## TASK TO COMPLETE
Only the number is wanted: how many lines contain the string "youth"?

====================

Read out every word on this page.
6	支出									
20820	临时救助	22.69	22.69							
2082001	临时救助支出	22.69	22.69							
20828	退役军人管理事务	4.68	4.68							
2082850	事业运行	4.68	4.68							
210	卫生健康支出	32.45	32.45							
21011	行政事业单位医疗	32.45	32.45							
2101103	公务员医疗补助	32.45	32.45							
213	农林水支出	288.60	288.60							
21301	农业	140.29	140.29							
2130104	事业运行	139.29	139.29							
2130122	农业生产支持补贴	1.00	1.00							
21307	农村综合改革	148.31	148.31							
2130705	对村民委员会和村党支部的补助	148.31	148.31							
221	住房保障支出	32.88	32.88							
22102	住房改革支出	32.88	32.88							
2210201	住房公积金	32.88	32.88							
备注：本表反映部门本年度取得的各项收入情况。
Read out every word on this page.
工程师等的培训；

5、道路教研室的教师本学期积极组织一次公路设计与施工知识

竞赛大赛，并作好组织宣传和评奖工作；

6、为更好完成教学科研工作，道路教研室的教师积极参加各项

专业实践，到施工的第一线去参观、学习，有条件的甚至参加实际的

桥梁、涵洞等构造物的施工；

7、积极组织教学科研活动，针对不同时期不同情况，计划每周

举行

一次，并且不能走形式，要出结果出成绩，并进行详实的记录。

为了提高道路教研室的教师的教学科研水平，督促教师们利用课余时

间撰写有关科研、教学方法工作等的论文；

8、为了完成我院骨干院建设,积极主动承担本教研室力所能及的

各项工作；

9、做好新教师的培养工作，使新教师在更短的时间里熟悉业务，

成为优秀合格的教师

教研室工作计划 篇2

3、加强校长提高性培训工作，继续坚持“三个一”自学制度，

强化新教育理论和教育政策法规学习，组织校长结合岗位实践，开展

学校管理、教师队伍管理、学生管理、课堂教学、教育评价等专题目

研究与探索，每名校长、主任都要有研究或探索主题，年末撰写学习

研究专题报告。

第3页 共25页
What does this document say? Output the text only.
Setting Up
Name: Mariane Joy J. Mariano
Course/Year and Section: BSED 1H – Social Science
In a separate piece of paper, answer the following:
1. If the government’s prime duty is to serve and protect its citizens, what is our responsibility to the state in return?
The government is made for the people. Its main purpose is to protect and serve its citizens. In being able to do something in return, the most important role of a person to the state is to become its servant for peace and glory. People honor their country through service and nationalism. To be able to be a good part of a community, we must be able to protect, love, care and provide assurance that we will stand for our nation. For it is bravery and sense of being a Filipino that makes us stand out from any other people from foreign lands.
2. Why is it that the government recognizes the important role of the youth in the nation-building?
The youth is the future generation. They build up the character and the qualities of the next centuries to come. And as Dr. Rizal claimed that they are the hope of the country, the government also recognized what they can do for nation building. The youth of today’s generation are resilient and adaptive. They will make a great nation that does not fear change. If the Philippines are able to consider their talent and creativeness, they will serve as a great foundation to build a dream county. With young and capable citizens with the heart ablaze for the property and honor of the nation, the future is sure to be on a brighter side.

====================

## COMPLETED EXERCISE
2